## Exercise objective
Reply only with how many lines contain the word "this".

## A block of data

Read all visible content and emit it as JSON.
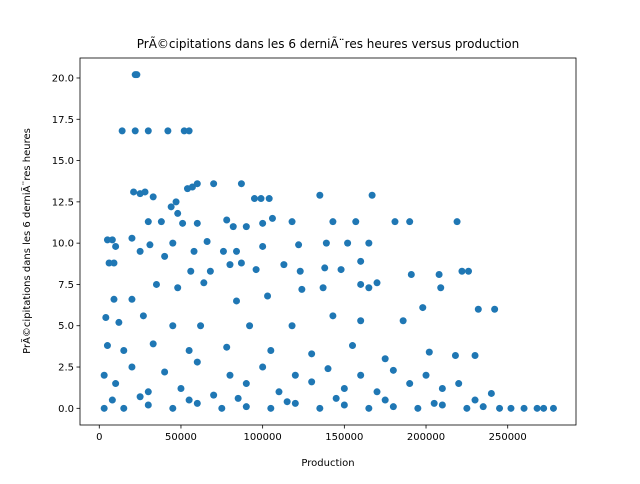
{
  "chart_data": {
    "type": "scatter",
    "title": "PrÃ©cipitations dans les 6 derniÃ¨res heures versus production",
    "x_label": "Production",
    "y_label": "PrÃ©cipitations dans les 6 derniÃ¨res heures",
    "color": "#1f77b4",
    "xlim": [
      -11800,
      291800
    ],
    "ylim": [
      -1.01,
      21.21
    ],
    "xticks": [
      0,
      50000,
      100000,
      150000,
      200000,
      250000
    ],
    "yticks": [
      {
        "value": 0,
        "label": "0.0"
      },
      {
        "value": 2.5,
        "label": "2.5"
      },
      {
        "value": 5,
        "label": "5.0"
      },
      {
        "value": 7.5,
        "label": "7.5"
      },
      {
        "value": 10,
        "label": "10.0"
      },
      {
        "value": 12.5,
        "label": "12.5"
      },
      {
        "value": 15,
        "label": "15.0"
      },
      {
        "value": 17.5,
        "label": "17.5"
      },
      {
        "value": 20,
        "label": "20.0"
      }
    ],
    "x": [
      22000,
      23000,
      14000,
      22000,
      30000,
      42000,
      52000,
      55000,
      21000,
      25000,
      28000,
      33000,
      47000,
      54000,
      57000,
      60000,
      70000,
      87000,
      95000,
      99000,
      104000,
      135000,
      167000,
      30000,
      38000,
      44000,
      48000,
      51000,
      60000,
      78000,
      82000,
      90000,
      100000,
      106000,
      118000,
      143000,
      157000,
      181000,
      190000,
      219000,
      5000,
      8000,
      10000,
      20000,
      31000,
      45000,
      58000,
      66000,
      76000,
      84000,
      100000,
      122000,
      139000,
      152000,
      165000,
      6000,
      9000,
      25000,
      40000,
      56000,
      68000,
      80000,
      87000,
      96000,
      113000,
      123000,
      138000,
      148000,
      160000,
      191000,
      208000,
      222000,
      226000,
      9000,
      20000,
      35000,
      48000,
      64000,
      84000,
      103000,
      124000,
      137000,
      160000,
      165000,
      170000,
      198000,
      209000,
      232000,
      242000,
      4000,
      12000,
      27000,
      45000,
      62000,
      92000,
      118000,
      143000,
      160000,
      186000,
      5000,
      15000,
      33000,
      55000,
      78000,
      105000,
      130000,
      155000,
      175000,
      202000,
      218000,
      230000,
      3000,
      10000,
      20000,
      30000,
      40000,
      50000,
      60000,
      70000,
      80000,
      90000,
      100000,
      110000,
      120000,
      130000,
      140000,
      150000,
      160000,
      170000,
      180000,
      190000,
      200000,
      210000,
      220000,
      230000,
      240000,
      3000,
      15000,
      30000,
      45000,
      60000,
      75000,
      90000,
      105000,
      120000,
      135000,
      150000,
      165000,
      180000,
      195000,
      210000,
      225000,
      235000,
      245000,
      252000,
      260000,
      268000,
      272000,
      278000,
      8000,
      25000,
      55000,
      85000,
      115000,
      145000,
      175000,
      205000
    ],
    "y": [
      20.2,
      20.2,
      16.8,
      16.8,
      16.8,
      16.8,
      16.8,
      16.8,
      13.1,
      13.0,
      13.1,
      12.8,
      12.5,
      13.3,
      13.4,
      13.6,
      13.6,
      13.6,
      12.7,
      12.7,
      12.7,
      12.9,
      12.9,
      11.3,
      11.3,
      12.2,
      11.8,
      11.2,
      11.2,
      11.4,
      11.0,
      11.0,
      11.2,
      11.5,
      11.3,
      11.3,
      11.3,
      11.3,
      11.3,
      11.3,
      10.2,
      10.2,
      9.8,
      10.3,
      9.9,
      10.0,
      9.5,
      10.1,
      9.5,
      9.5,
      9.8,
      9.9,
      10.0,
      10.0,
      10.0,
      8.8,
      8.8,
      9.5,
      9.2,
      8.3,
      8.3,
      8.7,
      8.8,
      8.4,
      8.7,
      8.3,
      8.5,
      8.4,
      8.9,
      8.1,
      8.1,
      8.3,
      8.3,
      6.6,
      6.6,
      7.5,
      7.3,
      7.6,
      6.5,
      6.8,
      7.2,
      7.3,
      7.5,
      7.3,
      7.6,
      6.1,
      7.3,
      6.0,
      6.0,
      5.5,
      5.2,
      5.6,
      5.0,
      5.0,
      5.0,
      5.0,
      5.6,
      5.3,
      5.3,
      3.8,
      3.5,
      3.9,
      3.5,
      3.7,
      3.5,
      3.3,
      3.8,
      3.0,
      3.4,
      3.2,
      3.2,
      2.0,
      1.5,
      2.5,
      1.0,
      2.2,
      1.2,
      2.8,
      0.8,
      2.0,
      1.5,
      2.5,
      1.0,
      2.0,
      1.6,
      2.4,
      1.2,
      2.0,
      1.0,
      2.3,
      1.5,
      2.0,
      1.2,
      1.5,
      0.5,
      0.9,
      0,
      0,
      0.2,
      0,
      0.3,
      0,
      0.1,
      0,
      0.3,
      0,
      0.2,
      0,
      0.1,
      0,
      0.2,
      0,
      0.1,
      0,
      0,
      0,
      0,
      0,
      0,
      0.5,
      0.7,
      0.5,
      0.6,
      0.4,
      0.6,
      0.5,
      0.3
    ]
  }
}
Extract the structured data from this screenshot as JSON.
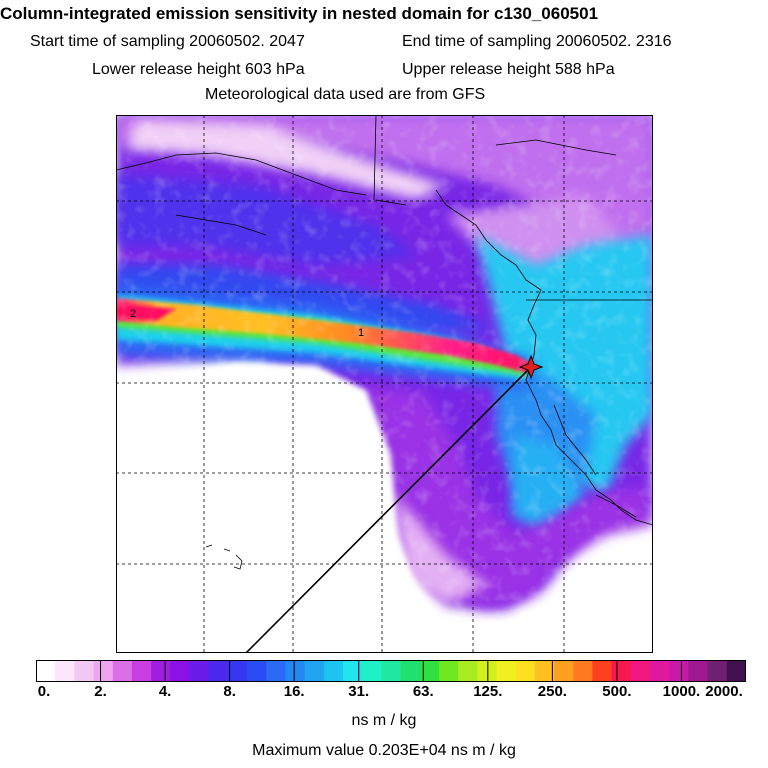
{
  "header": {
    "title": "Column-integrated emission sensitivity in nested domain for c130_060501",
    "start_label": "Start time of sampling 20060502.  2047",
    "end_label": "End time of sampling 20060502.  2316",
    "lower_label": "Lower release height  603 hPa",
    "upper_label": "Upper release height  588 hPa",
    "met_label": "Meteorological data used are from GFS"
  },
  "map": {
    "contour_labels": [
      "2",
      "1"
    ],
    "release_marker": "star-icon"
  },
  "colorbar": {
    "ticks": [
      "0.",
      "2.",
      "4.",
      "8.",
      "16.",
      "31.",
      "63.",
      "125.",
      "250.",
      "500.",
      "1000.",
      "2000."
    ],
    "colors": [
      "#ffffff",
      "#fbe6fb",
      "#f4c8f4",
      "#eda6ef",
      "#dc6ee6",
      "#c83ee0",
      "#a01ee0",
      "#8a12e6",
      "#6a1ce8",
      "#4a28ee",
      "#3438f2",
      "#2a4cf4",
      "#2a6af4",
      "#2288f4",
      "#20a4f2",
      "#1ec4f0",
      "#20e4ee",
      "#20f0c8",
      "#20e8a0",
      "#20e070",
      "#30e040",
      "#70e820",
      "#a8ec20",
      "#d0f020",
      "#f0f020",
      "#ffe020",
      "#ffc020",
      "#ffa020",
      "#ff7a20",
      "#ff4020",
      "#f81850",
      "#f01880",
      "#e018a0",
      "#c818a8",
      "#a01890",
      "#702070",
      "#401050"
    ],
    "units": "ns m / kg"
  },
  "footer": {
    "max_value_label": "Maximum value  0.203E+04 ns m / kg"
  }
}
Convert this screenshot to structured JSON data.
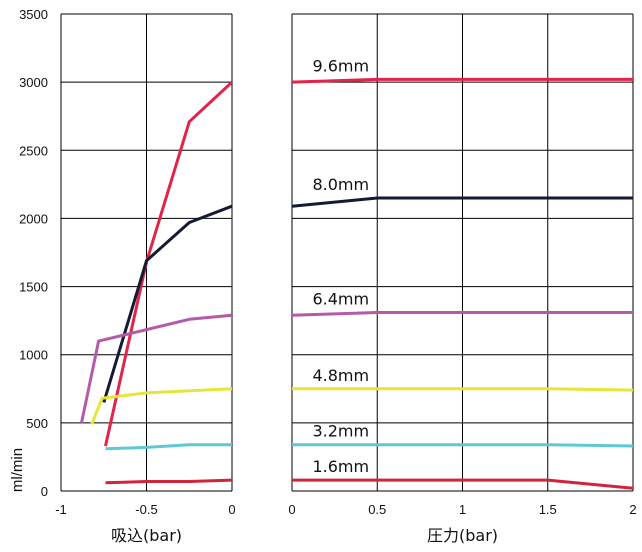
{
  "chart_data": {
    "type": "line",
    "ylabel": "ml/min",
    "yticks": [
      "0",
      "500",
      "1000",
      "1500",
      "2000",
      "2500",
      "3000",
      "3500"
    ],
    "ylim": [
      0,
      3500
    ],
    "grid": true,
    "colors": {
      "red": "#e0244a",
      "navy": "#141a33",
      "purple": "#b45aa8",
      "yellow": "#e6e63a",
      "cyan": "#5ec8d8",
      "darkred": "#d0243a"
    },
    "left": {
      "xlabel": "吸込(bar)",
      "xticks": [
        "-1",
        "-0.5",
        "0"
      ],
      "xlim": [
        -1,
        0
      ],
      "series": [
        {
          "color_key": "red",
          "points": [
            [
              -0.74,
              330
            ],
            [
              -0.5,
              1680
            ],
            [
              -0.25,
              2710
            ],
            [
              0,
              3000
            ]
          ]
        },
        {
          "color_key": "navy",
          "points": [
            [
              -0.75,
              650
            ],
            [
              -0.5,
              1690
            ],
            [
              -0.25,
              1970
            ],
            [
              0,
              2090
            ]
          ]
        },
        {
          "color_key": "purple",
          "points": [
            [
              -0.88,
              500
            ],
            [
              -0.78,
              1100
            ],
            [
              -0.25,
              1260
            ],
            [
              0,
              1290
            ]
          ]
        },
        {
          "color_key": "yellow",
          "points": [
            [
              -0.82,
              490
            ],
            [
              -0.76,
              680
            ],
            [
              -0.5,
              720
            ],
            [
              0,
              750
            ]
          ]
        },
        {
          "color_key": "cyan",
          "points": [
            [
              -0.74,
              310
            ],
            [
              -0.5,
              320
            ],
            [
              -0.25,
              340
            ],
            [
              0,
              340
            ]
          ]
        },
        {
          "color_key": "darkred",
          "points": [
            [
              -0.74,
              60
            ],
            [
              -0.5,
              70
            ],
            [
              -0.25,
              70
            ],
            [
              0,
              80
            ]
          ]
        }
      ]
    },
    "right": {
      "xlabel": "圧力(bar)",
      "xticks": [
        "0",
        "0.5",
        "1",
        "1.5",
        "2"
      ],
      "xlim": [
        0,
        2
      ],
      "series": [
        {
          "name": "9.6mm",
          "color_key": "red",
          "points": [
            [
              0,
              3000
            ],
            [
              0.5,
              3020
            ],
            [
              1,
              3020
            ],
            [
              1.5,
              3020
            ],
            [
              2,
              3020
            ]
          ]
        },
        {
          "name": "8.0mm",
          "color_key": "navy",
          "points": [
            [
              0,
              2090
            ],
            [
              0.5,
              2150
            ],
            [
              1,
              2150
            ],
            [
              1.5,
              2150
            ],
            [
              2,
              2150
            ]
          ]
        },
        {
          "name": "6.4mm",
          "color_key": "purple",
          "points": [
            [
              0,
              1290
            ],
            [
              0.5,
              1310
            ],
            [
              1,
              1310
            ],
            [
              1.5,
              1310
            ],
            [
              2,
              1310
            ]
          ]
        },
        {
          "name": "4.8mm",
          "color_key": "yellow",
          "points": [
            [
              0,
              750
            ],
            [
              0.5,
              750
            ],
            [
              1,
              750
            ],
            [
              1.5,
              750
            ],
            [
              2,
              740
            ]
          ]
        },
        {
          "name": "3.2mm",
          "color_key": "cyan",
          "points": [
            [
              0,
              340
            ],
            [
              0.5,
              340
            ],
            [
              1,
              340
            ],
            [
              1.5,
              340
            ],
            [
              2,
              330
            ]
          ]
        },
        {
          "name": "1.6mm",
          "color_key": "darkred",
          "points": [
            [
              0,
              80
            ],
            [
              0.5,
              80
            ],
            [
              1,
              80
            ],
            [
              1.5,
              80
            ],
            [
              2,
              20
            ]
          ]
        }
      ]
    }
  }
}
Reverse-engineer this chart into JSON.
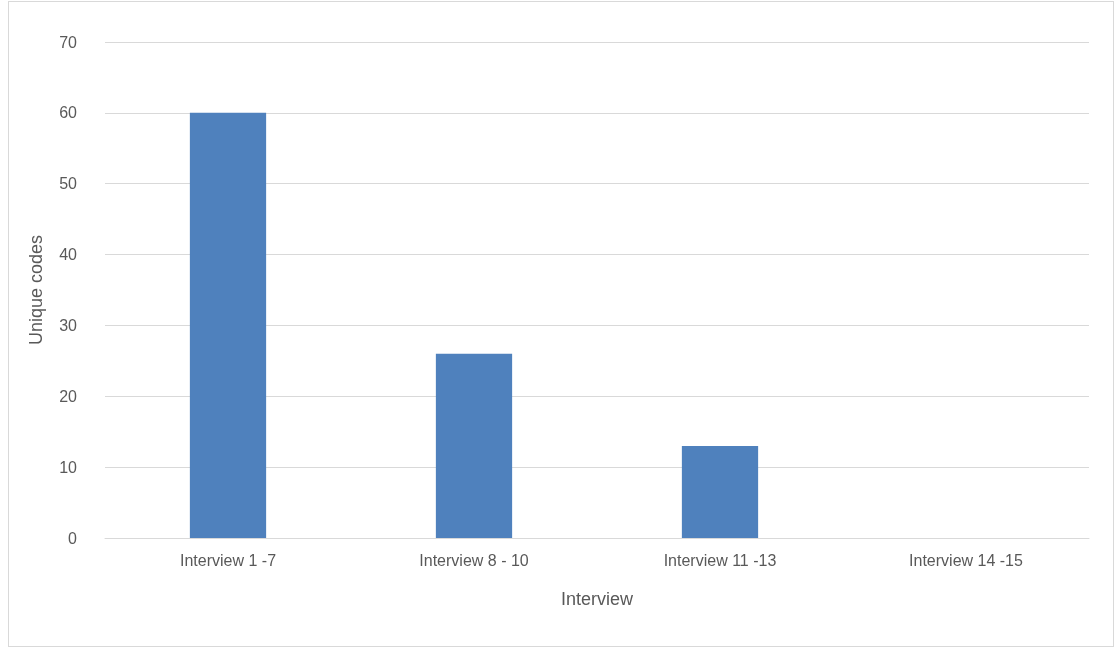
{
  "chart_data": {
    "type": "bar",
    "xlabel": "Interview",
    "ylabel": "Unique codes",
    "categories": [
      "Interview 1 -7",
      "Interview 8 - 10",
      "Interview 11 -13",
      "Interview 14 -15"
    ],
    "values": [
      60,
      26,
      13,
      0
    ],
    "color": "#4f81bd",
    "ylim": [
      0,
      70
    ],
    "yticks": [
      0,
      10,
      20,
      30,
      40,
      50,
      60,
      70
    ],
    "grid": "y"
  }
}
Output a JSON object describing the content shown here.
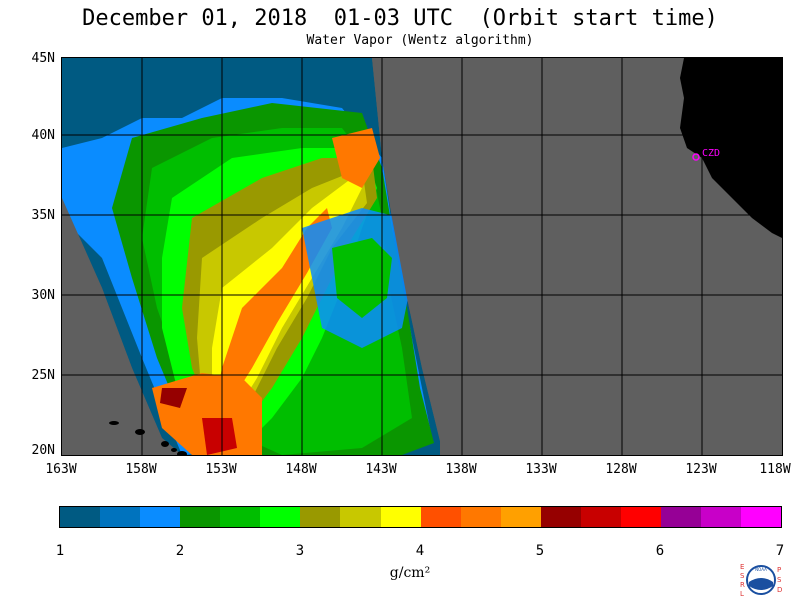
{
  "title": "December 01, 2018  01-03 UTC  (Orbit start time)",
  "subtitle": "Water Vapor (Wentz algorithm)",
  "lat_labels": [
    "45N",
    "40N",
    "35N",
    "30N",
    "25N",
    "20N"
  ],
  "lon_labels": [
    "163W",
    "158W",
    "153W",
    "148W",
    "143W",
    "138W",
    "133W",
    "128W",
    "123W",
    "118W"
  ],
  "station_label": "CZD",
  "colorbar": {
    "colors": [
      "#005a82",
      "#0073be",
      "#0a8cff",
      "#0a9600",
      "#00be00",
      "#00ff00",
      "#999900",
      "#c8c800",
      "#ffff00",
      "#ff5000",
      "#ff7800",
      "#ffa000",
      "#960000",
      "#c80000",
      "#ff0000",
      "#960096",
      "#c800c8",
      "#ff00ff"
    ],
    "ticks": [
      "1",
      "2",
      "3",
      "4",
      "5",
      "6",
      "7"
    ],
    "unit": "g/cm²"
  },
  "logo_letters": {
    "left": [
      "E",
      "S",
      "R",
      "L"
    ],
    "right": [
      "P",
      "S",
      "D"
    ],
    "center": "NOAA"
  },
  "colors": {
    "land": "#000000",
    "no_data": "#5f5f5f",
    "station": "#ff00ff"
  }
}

## Final result
3